» **文書**
"""
大手行0・2%に金利上げ 普通預金、12年ぶりの水準

2007年02月21日 中国新聞ニュース

 三菱東京UFJ、みずほ、三井住友、りそなの各大手銀行は21日、日銀の追加利上げを受けて、普通預金の金利を年0・1%から0・2%に引き上げると発表した。26日から適用する。100万円の普通預金に対して税引き前で2000円の利息となる。

 引き上げはゼロ金利政策が解除された昨年7月以来、7カ月ぶり。0・2%の金利水準は1995年以来、約12年ぶりとなる。各行は定期預金の金利についても今後、引き上げを検討するとしており、歴史的な低水準が続く預金金利がわずかながら回復する。

 住友信託銀行は現在年0・2%の普通預金金利を、26日から0・25%に引き上げる。

 各行は1年未満の貸出金利の指標となる短期プライムレート(最優遇金利)も、0・25%の範囲内で引き上げる方針だ。

円安、投資過熱を防止 日銀総裁、利上げで会見

2007年02月21日 中国新聞ニュース

 日銀の福井俊彦総裁は21日の金融政策決定会合後に記者会見し、「低金利が長く続くという期待が定着すると、資金の流れにゆがみが生じる」と述べ、過度の円安や設備投資の過熱を防ぐために利上げしたことを明らかにした。
"""
» **作業内容**
A: 利上げに関する文書によると、住友信託銀行は普通預金金利を26日から年何%に引き上げますか。
B: 利上げに関する文書を、最後の文の次から書き継いでください。

» **行の一覧**
"""
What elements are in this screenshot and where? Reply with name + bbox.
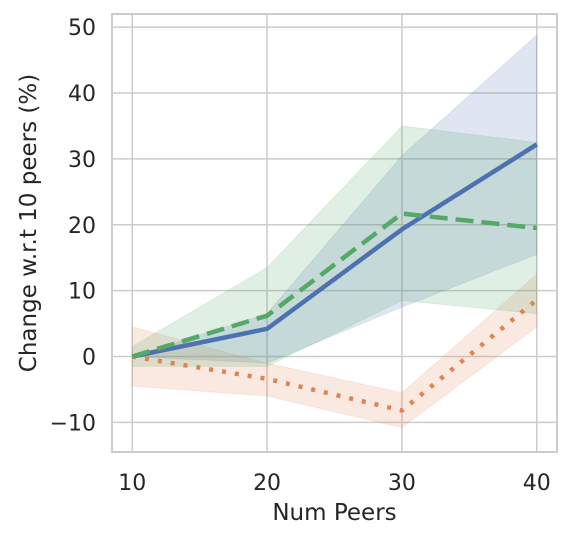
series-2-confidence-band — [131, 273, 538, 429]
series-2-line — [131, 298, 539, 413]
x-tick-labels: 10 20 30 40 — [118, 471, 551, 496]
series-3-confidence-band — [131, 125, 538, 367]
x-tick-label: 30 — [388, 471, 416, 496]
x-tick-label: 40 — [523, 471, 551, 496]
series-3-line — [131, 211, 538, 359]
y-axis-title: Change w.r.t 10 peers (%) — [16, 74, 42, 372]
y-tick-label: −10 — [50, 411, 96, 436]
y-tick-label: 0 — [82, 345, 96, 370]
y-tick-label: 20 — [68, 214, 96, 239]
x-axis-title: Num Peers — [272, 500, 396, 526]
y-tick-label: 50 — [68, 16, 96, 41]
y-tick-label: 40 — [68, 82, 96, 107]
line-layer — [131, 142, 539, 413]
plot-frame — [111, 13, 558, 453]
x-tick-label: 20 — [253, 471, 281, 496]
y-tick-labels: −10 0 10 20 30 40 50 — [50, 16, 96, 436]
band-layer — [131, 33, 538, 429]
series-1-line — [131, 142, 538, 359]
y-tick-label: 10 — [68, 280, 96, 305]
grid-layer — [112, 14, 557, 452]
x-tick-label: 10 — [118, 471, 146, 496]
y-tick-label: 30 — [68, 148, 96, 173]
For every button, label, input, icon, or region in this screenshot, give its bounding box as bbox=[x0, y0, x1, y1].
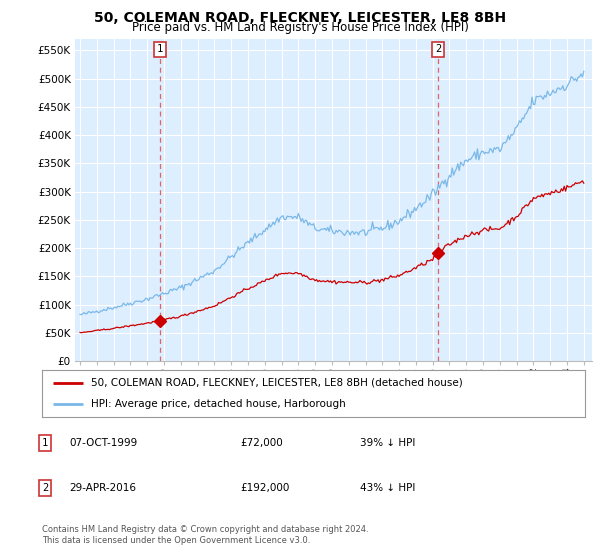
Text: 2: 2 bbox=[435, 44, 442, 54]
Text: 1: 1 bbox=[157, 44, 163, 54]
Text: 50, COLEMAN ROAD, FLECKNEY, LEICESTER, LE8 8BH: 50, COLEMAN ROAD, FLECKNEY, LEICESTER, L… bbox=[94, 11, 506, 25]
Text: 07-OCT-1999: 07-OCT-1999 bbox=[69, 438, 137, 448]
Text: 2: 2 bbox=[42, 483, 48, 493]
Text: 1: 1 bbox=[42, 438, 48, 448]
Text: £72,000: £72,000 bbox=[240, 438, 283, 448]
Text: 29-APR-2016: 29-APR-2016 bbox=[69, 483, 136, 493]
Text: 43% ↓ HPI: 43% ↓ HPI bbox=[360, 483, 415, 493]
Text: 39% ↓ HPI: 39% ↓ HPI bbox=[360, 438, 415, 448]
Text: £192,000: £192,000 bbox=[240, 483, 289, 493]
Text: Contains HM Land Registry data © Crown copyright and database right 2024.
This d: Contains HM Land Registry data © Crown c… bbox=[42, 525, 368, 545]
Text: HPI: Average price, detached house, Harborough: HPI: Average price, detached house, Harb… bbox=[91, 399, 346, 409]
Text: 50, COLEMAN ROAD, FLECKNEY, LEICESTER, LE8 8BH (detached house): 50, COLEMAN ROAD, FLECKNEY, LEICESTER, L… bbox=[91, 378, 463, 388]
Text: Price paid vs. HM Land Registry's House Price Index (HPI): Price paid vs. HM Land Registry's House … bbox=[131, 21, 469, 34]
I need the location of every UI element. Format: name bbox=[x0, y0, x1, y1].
"""
"""
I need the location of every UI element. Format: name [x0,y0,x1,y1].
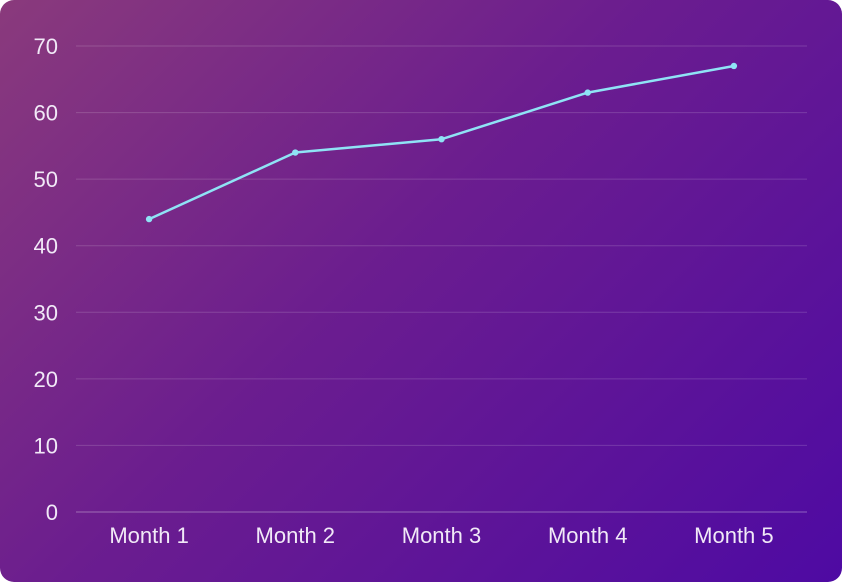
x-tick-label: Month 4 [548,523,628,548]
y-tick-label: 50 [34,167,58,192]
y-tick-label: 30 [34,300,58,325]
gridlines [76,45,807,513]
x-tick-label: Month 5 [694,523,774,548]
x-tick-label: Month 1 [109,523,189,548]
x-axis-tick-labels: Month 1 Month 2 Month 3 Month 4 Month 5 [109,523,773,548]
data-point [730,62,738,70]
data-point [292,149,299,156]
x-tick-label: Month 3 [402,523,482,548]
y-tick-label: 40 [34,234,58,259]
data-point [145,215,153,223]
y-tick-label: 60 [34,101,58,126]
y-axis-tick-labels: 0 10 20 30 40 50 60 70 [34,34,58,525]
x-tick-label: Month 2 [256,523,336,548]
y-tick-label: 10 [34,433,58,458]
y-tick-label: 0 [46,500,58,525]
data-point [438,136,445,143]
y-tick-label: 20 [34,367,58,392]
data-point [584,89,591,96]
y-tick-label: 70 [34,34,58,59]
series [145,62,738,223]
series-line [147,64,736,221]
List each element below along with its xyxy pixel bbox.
"""
» **各作業の解答**
A: 年0・25%

B:
 岩田一政副総裁が反対したことに関しては「(岩田副総裁は)物価の先行きの不確実性に力点を置いた」と語り、消費者物価の上昇率が低いことを懸念したと説明。「岩田氏も今後は一丸となると決意表明した」と話した。

 決定会合で総裁、副総裁の意見が割れたのは、1998年4月の新日銀法施行以来初めて。利上げは総裁が提案しており、反対票を投じた岩田氏の存在は日銀にとって新たな波乱要因になりそうだ。

 福井総裁は記者会見で、長期の景気拡大を実現するには金利調整が必要と強調。「極めて低い金利水準を当面維持しながら、経済情勢に応じてゆっくり行う」と話し、今後も小幅な利上げを続ける姿勢を示した。

0・25%利上げ決定 日銀、政策金利0・5%に

2007/02/21 中国新聞ニュース

 日銀は二十一日の金融政策決定会合で、政策金利である無担保コール翌日物金利の誘導目標を現行の年0・25%程度から、年0・5%程度に引き上げることを決めた。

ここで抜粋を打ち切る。